#### [Objective]
Copy all entries without alteration and skip the pictures they hold.

#### [Source data]
____

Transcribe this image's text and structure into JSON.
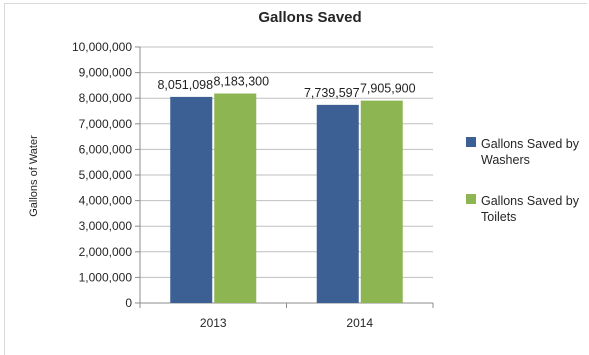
{
  "chart_data": {
    "type": "bar",
    "title": "Gallons Saved",
    "xlabel": "",
    "ylabel": "Gallons of Water",
    "categories": [
      "2013",
      "2014"
    ],
    "series": [
      {
        "name": "Gallons Saved by Washers",
        "legend_lines": [
          "Gallons Saved by",
          "Washers"
        ],
        "color": "#3c5f94",
        "values": [
          8051098,
          7739597
        ],
        "labels": [
          "8,051,098",
          "7,739,597"
        ]
      },
      {
        "name": "Gallons Saved by Toilets",
        "legend_lines": [
          "Gallons Saved by",
          "Toilets"
        ],
        "color": "#8db653",
        "values": [
          8183300,
          7905900
        ],
        "labels": [
          "8,183,300",
          "7,905,900"
        ]
      }
    ],
    "ylim": [
      0,
      10000000
    ],
    "yticks": [
      0,
      1000000,
      2000000,
      3000000,
      4000000,
      5000000,
      6000000,
      7000000,
      8000000,
      9000000,
      10000000
    ],
    "ytick_labels": [
      "0",
      "1,000,000",
      "2,000,000",
      "3,000,000",
      "4,000,000",
      "5,000,000",
      "6,000,000",
      "7,000,000",
      "8,000,000",
      "9,000,000",
      "10,000,000"
    ],
    "grid": true,
    "legend_position": "right"
  }
}
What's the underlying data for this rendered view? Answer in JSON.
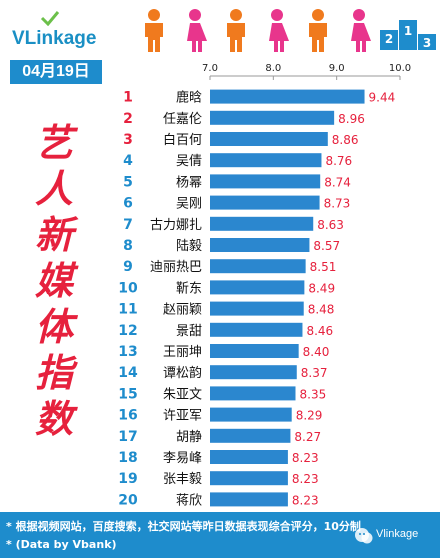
{
  "logo": {
    "text": "VLinkage",
    "prefix": "VL",
    "suffix": "inkage"
  },
  "date": "04月19日",
  "vertical_title": [
    "艺",
    "人",
    "新",
    "媒",
    "体",
    "指",
    "数"
  ],
  "colors": {
    "blue": "#1e8ccc",
    "red": "#e6213d",
    "bar": "#2b87cf",
    "orange": "#f07a1e",
    "pink": "#e8358c"
  },
  "people_icons": [
    "person-orange-icon",
    "person-pink-icon",
    "person-orange-icon",
    "person-pink-icon",
    "person-orange-icon",
    "person-pink-icon"
  ],
  "podium": {
    "labels": [
      "2",
      "1",
      "3"
    ]
  },
  "chart_data": {
    "type": "bar",
    "orientation": "horizontal",
    "axis_ticks": [
      "7.0",
      "8.0",
      "9.0",
      "10.0"
    ],
    "xlim": [
      7.0,
      10.0
    ],
    "ranks": [
      "1",
      "2",
      "3",
      "4",
      "5",
      "6",
      "7",
      "8",
      "9",
      "10",
      "11",
      "12",
      "13",
      "14",
      "15",
      "16",
      "17",
      "18",
      "19",
      "20"
    ],
    "categories": [
      "鹿晗",
      "任嘉伦",
      "白百何",
      "吴倩",
      "杨幂",
      "吴刚",
      "古力娜扎",
      "陆毅",
      "迪丽热巴",
      "靳东",
      "赵丽颖",
      "景甜",
      "王丽坤",
      "谭松韵",
      "朱亚文",
      "许亚军",
      "胡静",
      "李易峰",
      "张丰毅",
      "蒋欣"
    ],
    "values": [
      9.44,
      8.96,
      8.86,
      8.76,
      8.74,
      8.73,
      8.63,
      8.57,
      8.51,
      8.49,
      8.48,
      8.46,
      8.4,
      8.37,
      8.35,
      8.29,
      8.27,
      8.23,
      8.23,
      8.23
    ],
    "value_labels": [
      "9.44",
      "8.96",
      "8.86",
      "8.76",
      "8.74",
      "8.73",
      "8.63",
      "8.57",
      "8.51",
      "8.49",
      "8.48",
      "8.46",
      "8.40",
      "8.37",
      "8.35",
      "8.29",
      "8.27",
      "8.23",
      "8.23",
      "8.23"
    ]
  },
  "footer": {
    "line1": "* 根据视频网站，百度搜索，社交网站等昨日数据表现综合评分，10分制",
    "line2": "* (Data by Vbank)"
  },
  "watermark": {
    "text": "Vlinkage"
  }
}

____

#### [Written solution]
Transcribe this image's text and structure into JSON.
{
  "chart_data": {
    "type": "bar",
    "title": "Gallons Saved",
    "xlabel": "",
    "ylabel": "Gallons of Water",
    "categories": [
      "2013",
      "2014"
    ],
    "series": [
      {
        "name": "Gallons Saved by Washers",
        "legend_lines": [
          "Gallons Saved by",
          "Washers"
        ],
        "color": "#3c5f94",
        "values": [
          8051098,
          7739597
        ],
        "labels": [
          "8,051,098",
          "7,739,597"
        ]
      },
      {
        "name": "Gallons Saved by Toilets",
        "legend_lines": [
          "Gallons Saved by",
          "Toilets"
        ],
        "color": "#8db653",
        "values": [
          8183300,
          7905900
        ],
        "labels": [
          "8,183,300",
          "7,905,900"
        ]
      }
    ],
    "ylim": [
      0,
      10000000
    ],
    "yticks": [
      0,
      1000000,
      2000000,
      3000000,
      4000000,
      5000000,
      6000000,
      7000000,
      8000000,
      9000000,
      10000000
    ],
    "ytick_labels": [
      "0",
      "1,000,000",
      "2,000,000",
      "3,000,000",
      "4,000,000",
      "5,000,000",
      "6,000,000",
      "7,000,000",
      "8,000,000",
      "9,000,000",
      "10,000,000"
    ],
    "grid": true,
    "legend_position": "right"
  }
}
What's the underlying data for this rendered view? Answer in JSON.
{
  "logo": {
    "text": "VLinkage",
    "prefix": "VL",
    "suffix": "inkage"
  },
  "date": "04月19日",
  "vertical_title": [
    "艺",
    "人",
    "新",
    "媒",
    "体",
    "指",
    "数"
  ],
  "colors": {
    "blue": "#1e8ccc",
    "red": "#e6213d",
    "bar": "#2b87cf",
    "orange": "#f07a1e",
    "pink": "#e8358c"
  },
  "people_icons": [
    "person-orange-icon",
    "person-pink-icon",
    "person-orange-icon",
    "person-pink-icon",
    "person-orange-icon",
    "person-pink-icon"
  ],
  "podium": {
    "labels": [
      "2",
      "1",
      "3"
    ]
  },
  "chart_data": {
    "type": "bar",
    "orientation": "horizontal",
    "axis_ticks": [
      "7.0",
      "8.0",
      "9.0",
      "10.0"
    ],
    "xlim": [
      7.0,
      10.0
    ],
    "ranks": [
      "1",
      "2",
      "3",
      "4",
      "5",
      "6",
      "7",
      "8",
      "9",
      "10",
      "11",
      "12",
      "13",
      "14",
      "15",
      "16",
      "17",
      "18",
      "19",
      "20"
    ],
    "categories": [
      "鹿晗",
      "任嘉伦",
      "白百何",
      "吴倩",
      "杨幂",
      "吴刚",
      "古力娜扎",
      "陆毅",
      "迪丽热巴",
      "靳东",
      "赵丽颖",
      "景甜",
      "王丽坤",
      "谭松韵",
      "朱亚文",
      "许亚军",
      "胡静",
      "李易峰",
      "张丰毅",
      "蒋欣"
    ],
    "values": [
      9.44,
      8.96,
      8.86,
      8.76,
      8.74,
      8.73,
      8.63,
      8.57,
      8.51,
      8.49,
      8.48,
      8.46,
      8.4,
      8.37,
      8.35,
      8.29,
      8.27,
      8.23,
      8.23,
      8.23
    ],
    "value_labels": [
      "9.44",
      "8.96",
      "8.86",
      "8.76",
      "8.74",
      "8.73",
      "8.63",
      "8.57",
      "8.51",
      "8.49",
      "8.48",
      "8.46",
      "8.40",
      "8.37",
      "8.35",
      "8.29",
      "8.27",
      "8.23",
      "8.23",
      "8.23"
    ]
  },
  "footer": {
    "line1": "* 根据视频网站，百度搜索，社交网站等昨日数据表现综合评分，10分制",
    "line2": "* (Data by Vbank)"
  },
  "watermark": {
    "text": "Vlinkage"
  }
}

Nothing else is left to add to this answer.